> **TASK PROMPT**
Any pictures in the records below should be skipped; write out everything else exactly.

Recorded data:
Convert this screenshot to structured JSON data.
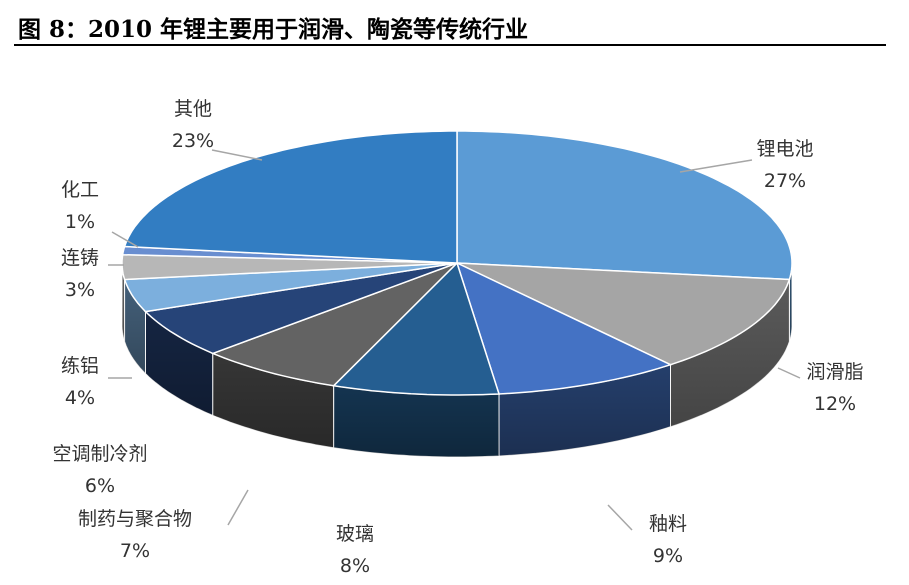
{
  "title": "图 8：2010 年锂主要用于润滑、陶瓷等传统行业",
  "chart_data": {
    "type": "pie",
    "title": "",
    "slices": [
      {
        "name": "锂电池",
        "value": 27,
        "label": "27%",
        "color": "#5b9bd5"
      },
      {
        "name": "润滑脂",
        "value": 12,
        "label": "12%",
        "color": "#a5a5a5"
      },
      {
        "name": "釉料",
        "value": 9,
        "label": "9%",
        "color": "#4472c4"
      },
      {
        "name": "玻璃",
        "value": 8,
        "label": "8%",
        "color": "#255e91"
      },
      {
        "name": "制药与聚合物",
        "value": 7,
        "label": "7%",
        "color": "#636363"
      },
      {
        "name": "空调制冷剂",
        "value": 6,
        "label": "6%",
        "color": "#264478"
      },
      {
        "name": "练铝",
        "value": 4,
        "label": "4%",
        "color": "#7cafdd"
      },
      {
        "name": "连铸",
        "value": 3,
        "label": "3%",
        "color": "#b7b7b7"
      },
      {
        "name": "化工",
        "value": 1,
        "label": "1%",
        "color": "#698ed0"
      },
      {
        "name": "其他",
        "value": 23,
        "label": "23%",
        "color": "#327dc2"
      }
    ]
  }
}
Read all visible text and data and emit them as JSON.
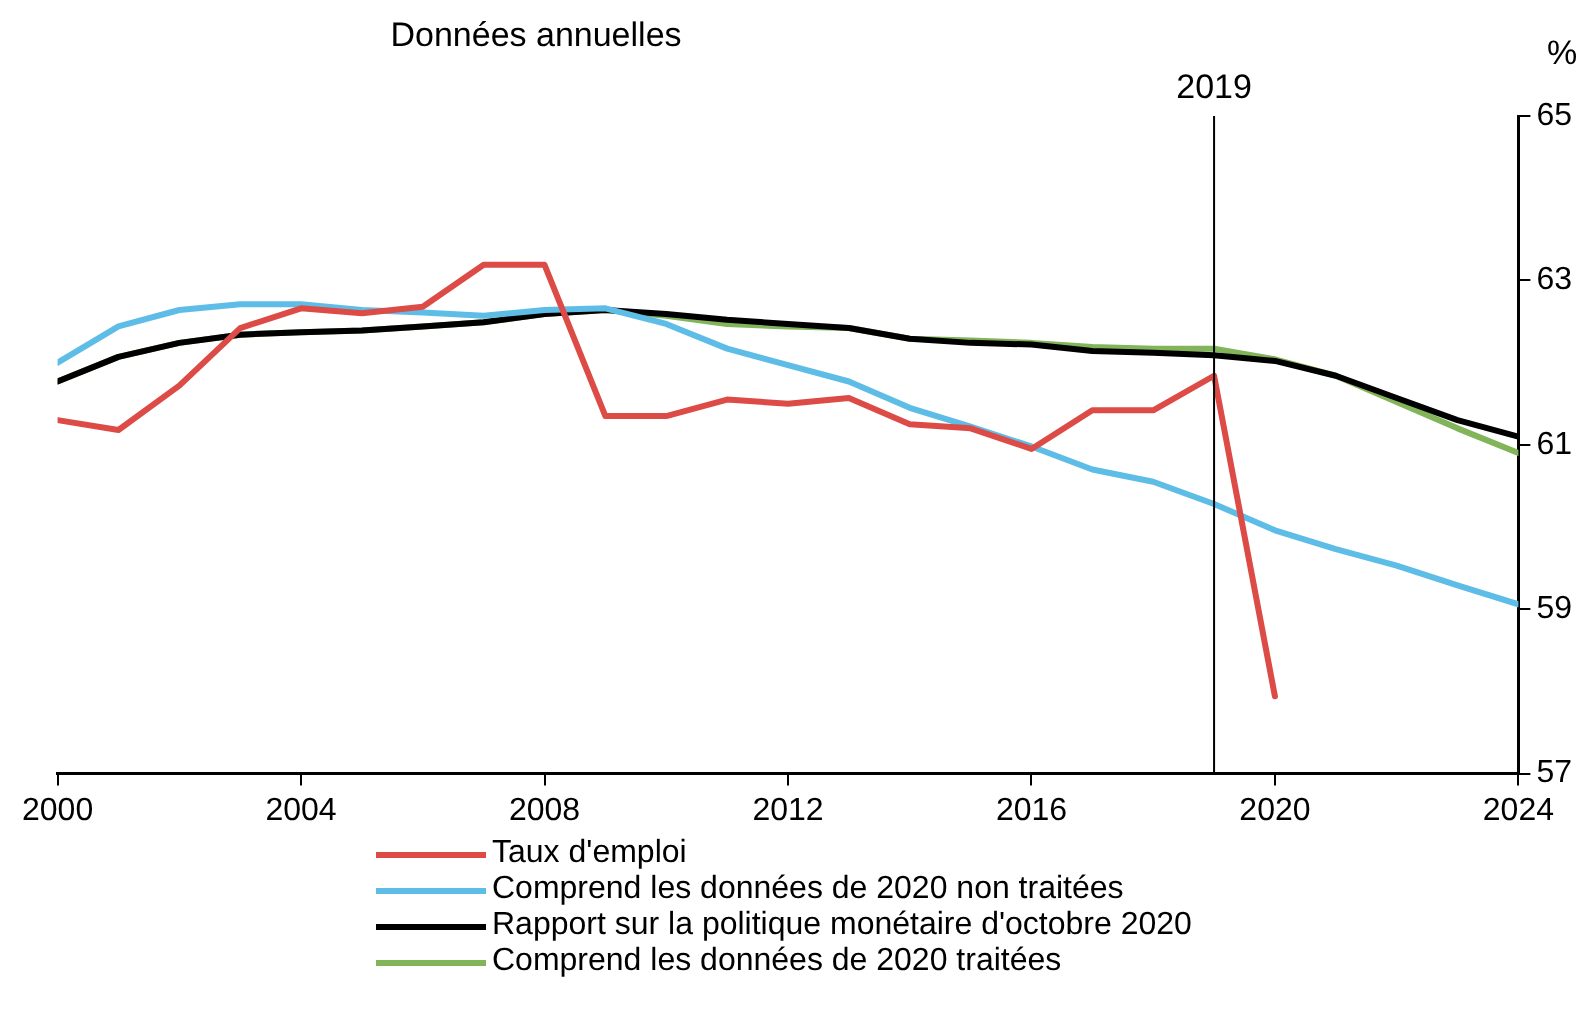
{
  "chart_data": {
    "type": "line",
    "subtitle": "Données annuelles",
    "ylabel": "%",
    "x": [
      2000,
      2001,
      2002,
      2003,
      2004,
      2005,
      2006,
      2007,
      2008,
      2009,
      2010,
      2011,
      2012,
      2013,
      2014,
      2015,
      2016,
      2017,
      2018,
      2019,
      2020,
      2021,
      2022,
      2023,
      2024
    ],
    "series": [
      {
        "name": "Taux d'emploi",
        "color": "#dc4b46",
        "values": [
          61.3,
          61.18,
          61.72,
          62.42,
          62.66,
          62.6,
          62.68,
          63.19,
          63.19,
          61.35,
          61.35,
          61.55,
          61.5,
          61.57,
          61.25,
          61.2,
          60.95,
          61.42,
          61.42,
          61.84,
          57.94,
          null,
          null,
          null,
          null
        ]
      },
      {
        "name": "Comprend les données de 2020 non traitées",
        "color": "#5ebde6",
        "values": [
          62.0,
          62.44,
          62.64,
          62.71,
          62.71,
          62.64,
          62.61,
          62.57,
          62.64,
          62.66,
          62.47,
          62.17,
          61.97,
          61.77,
          61.45,
          61.22,
          60.98,
          60.7,
          60.55,
          60.28,
          59.96,
          59.73,
          59.53,
          59.29,
          59.06
        ]
      },
      {
        "name": "Rapport sur la politique monétaire d'octobre 2020",
        "color": "#000000",
        "values": [
          61.77,
          62.07,
          62.24,
          62.34,
          62.37,
          62.39,
          62.44,
          62.49,
          62.59,
          62.64,
          62.59,
          62.52,
          62.47,
          62.42,
          62.29,
          62.24,
          62.22,
          62.14,
          62.12,
          62.09,
          62.02,
          61.84,
          61.57,
          61.3,
          61.1
        ]
      },
      {
        "name": "Comprend les données de 2020 traitées",
        "color": "#82b45a",
        "values": [
          61.77,
          62.07,
          62.24,
          62.34,
          62.37,
          62.39,
          62.44,
          62.49,
          62.59,
          62.64,
          62.57,
          62.47,
          62.44,
          62.42,
          62.29,
          62.27,
          62.24,
          62.19,
          62.17,
          62.17,
          62.04,
          61.84,
          61.52,
          61.2,
          60.9
        ]
      }
    ],
    "xlim": [
      2000,
      2024
    ],
    "xticks": [
      2000,
      2004,
      2008,
      2012,
      2016,
      2020,
      2024
    ],
    "ylim": [
      57,
      65
    ],
    "yticks": [
      57,
      59,
      61,
      63,
      65
    ],
    "ref_lines": [
      {
        "axis": "x",
        "value": 2019,
        "label": "2019",
        "color": "#000000"
      }
    ],
    "grid": false,
    "legend": "bottom",
    "marker": "none",
    "line_style": "solid"
  }
}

> **TASK SOLUTION**
Convert this screenshot to structured JSON data.
{
  "title": "图 8：2010 年锂主要用于润滑、陶瓷等传统行业",
  "chart_data": {
    "type": "pie",
    "title": "",
    "slices": [
      {
        "name": "锂电池",
        "value": 27,
        "label": "27%",
        "color": "#5b9bd5"
      },
      {
        "name": "润滑脂",
        "value": 12,
        "label": "12%",
        "color": "#a5a5a5"
      },
      {
        "name": "釉料",
        "value": 9,
        "label": "9%",
        "color": "#4472c4"
      },
      {
        "name": "玻璃",
        "value": 8,
        "label": "8%",
        "color": "#255e91"
      },
      {
        "name": "制药与聚合物",
        "value": 7,
        "label": "7%",
        "color": "#636363"
      },
      {
        "name": "空调制冷剂",
        "value": 6,
        "label": "6%",
        "color": "#264478"
      },
      {
        "name": "练铝",
        "value": 4,
        "label": "4%",
        "color": "#7cafdd"
      },
      {
        "name": "连铸",
        "value": 3,
        "label": "3%",
        "color": "#b7b7b7"
      },
      {
        "name": "化工",
        "value": 1,
        "label": "1%",
        "color": "#698ed0"
      },
      {
        "name": "其他",
        "value": 23,
        "label": "23%",
        "color": "#327dc2"
      }
    ]
  }
}
Read all visible text and data and emit them as JSON.
{
  "chart_data": {
    "type": "line",
    "subtitle": "Données annuelles",
    "ylabel": "%",
    "x": [
      2000,
      2001,
      2002,
      2003,
      2004,
      2005,
      2006,
      2007,
      2008,
      2009,
      2010,
      2011,
      2012,
      2013,
      2014,
      2015,
      2016,
      2017,
      2018,
      2019,
      2020,
      2021,
      2022,
      2023,
      2024
    ],
    "series": [
      {
        "name": "Taux d'emploi",
        "color": "#dc4b46",
        "values": [
          61.3,
          61.18,
          61.72,
          62.42,
          62.66,
          62.6,
          62.68,
          63.19,
          63.19,
          61.35,
          61.35,
          61.55,
          61.5,
          61.57,
          61.25,
          61.2,
          60.95,
          61.42,
          61.42,
          61.84,
          57.94,
          null,
          null,
          null,
          null
        ]
      },
      {
        "name": "Comprend les données de 2020 non traitées",
        "color": "#5ebde6",
        "values": [
          62.0,
          62.44,
          62.64,
          62.71,
          62.71,
          62.64,
          62.61,
          62.57,
          62.64,
          62.66,
          62.47,
          62.17,
          61.97,
          61.77,
          61.45,
          61.22,
          60.98,
          60.7,
          60.55,
          60.28,
          59.96,
          59.73,
          59.53,
          59.29,
          59.06
        ]
      },
      {
        "name": "Rapport sur la politique monétaire d'octobre 2020",
        "color": "#000000",
        "values": [
          61.77,
          62.07,
          62.24,
          62.34,
          62.37,
          62.39,
          62.44,
          62.49,
          62.59,
          62.64,
          62.59,
          62.52,
          62.47,
          62.42,
          62.29,
          62.24,
          62.22,
          62.14,
          62.12,
          62.09,
          62.02,
          61.84,
          61.57,
          61.3,
          61.1
        ]
      },
      {
        "name": "Comprend les données de 2020 traitées",
        "color": "#82b45a",
        "values": [
          61.77,
          62.07,
          62.24,
          62.34,
          62.37,
          62.39,
          62.44,
          62.49,
          62.59,
          62.64,
          62.57,
          62.47,
          62.44,
          62.42,
          62.29,
          62.27,
          62.24,
          62.19,
          62.17,
          62.17,
          62.04,
          61.84,
          61.52,
          61.2,
          60.9
        ]
      }
    ],
    "xlim": [
      2000,
      2024
    ],
    "xticks": [
      2000,
      2004,
      2008,
      2012,
      2016,
      2020,
      2024
    ],
    "ylim": [
      57,
      65
    ],
    "yticks": [
      57,
      59,
      61,
      63,
      65
    ],
    "ref_lines": [
      {
        "axis": "x",
        "value": 2019,
        "label": "2019",
        "color": "#000000"
      }
    ],
    "grid": false,
    "legend": "bottom",
    "marker": "none",
    "line_style": "solid"
  }
}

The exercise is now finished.